▶ **Given problem**: Report how many lines below contain the word "screenshot", and give only that number.
— Start of Records to use —
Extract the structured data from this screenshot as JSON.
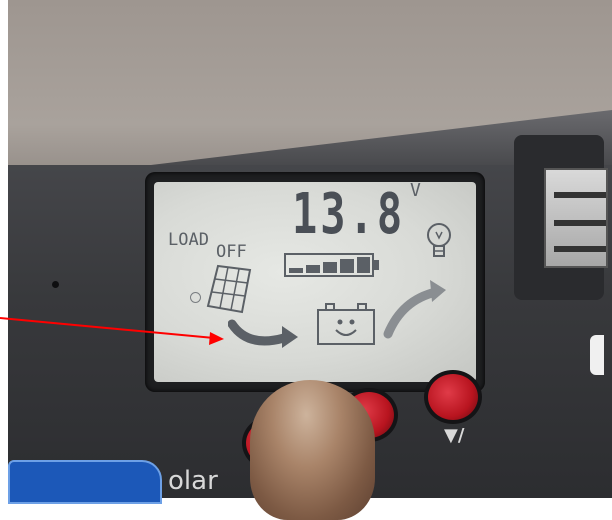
{
  "lcd": {
    "voltage": "13.8",
    "unit": "V",
    "load_label": "LOAD",
    "load_state": "OFF",
    "battery_level_bars": 5,
    "battery_level_fraction": 0.8,
    "icons": [
      "solar-panel-icon",
      "charge-flow-arrow-icon",
      "battery-icon",
      "load-flow-arrow-icon",
      "light-bulb-icon",
      "battery-level-icon"
    ]
  },
  "controls": {
    "right_button_caption": "▼/",
    "buttons": [
      "left-button",
      "middle-button",
      "right-button"
    ]
  },
  "branding": {
    "partial_text": "olar"
  },
  "colors": {
    "lcd_background": "#d8dad6",
    "lcd_segments": "#4e5358",
    "button_red": "#c41a25",
    "annotation_arrow": "#ff0000",
    "brand_blue": "#1c58b8"
  }
}
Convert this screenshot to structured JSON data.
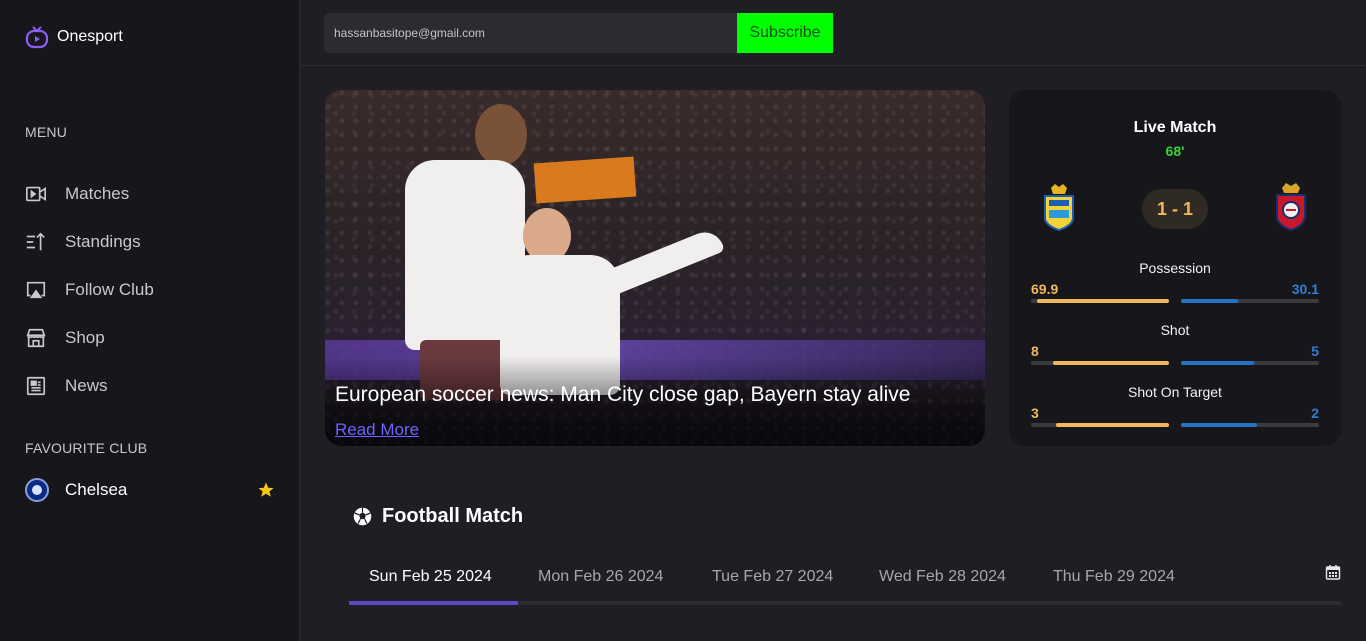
{
  "brand": {
    "name": "Onesport",
    "accent": "#7c3aed"
  },
  "topbar": {
    "email_value": "hassanbasitope@gmail.com",
    "subscribe_label": "Subscribe",
    "subscribe_color": "#00ff00"
  },
  "sidebar": {
    "menu_heading": "MENU",
    "items": [
      {
        "label": "Matches",
        "icon": "video-icon"
      },
      {
        "label": "Standings",
        "icon": "sort-icon"
      },
      {
        "label": "Follow Club",
        "icon": "cast-icon"
      },
      {
        "label": "Shop",
        "icon": "store-icon"
      },
      {
        "label": "News",
        "icon": "newspaper-icon"
      }
    ],
    "favourite_heading": "FAVOURITE CLUB",
    "favourite": {
      "name": "Chelsea",
      "icon": "star-icon",
      "star_color": "#f5c518"
    }
  },
  "hero": {
    "title": "European soccer news: Man City close gap, Bayern stay alive",
    "read_more": "Read More"
  },
  "live": {
    "title": "Live Match",
    "minute": "68'",
    "score": "1 - 1",
    "stats": [
      {
        "label": "Possession",
        "home": "69.9",
        "away": "30.1",
        "home_ratio": 0.699,
        "away_ratio": 0.301
      },
      {
        "label": "Shot",
        "home": "8",
        "away": "5",
        "home_ratio": 0.615,
        "away_ratio": 0.385
      },
      {
        "label": "Shot On Target",
        "home": "3",
        "away": "2",
        "home_ratio": 0.6,
        "away_ratio": 0.4
      }
    ],
    "home_color": "#f0b85a",
    "away_color": "#2474c6"
  },
  "matches": {
    "title": "Football Match",
    "tabs": [
      "Sun Feb 25 2024",
      "Mon Feb 26 2024",
      "Tue Feb 27 2024",
      "Wed Feb 28 2024",
      "Thu Feb 29 2024"
    ],
    "active_tab": 0
  }
}
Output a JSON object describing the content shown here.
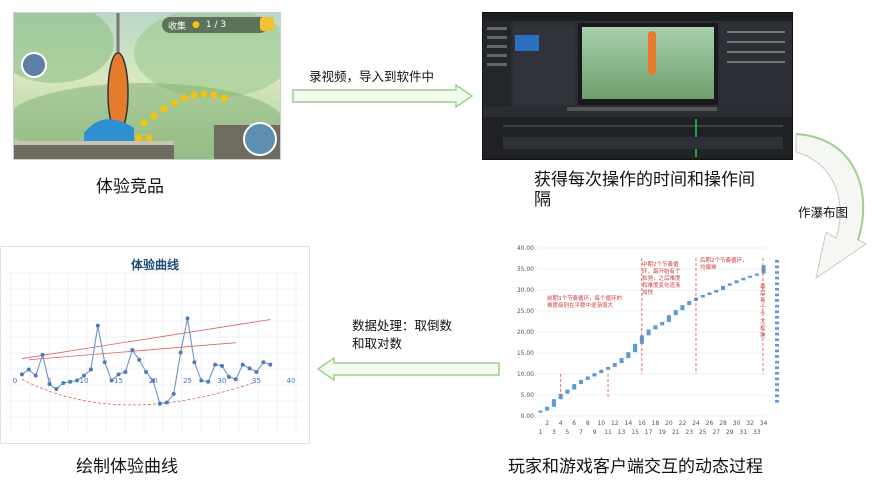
— End of Records to use —
▶ **Correct response**: 2